— start Exercise materials —

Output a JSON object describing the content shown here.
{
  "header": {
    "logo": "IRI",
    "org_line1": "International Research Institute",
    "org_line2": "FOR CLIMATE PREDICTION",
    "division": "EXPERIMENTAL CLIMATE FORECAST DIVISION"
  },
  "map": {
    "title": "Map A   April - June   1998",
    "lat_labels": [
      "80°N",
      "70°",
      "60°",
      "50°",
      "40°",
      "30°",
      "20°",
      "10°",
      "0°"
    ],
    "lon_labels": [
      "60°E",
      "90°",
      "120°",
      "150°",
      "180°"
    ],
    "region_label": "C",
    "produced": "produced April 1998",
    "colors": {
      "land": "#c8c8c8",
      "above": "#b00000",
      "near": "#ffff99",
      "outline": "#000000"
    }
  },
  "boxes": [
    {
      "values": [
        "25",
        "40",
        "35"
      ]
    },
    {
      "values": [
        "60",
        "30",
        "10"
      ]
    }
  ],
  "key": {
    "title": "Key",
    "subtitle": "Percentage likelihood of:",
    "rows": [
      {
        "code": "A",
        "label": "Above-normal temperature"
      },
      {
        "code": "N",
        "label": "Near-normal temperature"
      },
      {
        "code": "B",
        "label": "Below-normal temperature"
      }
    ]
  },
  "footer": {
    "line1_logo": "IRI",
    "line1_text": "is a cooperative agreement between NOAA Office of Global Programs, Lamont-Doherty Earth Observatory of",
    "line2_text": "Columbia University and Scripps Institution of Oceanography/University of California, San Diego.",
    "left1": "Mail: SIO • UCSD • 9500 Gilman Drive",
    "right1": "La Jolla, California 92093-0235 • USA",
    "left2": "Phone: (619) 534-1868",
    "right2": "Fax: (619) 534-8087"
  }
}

— end Exercise materials —

In the material above, show every line where the word "California" turns up.

    "line2_text": "Columbia University and Scripps Institution of Oceanography/University of California, San Diego.",
    "right1": "La Jolla, California 92093-0235 • USA",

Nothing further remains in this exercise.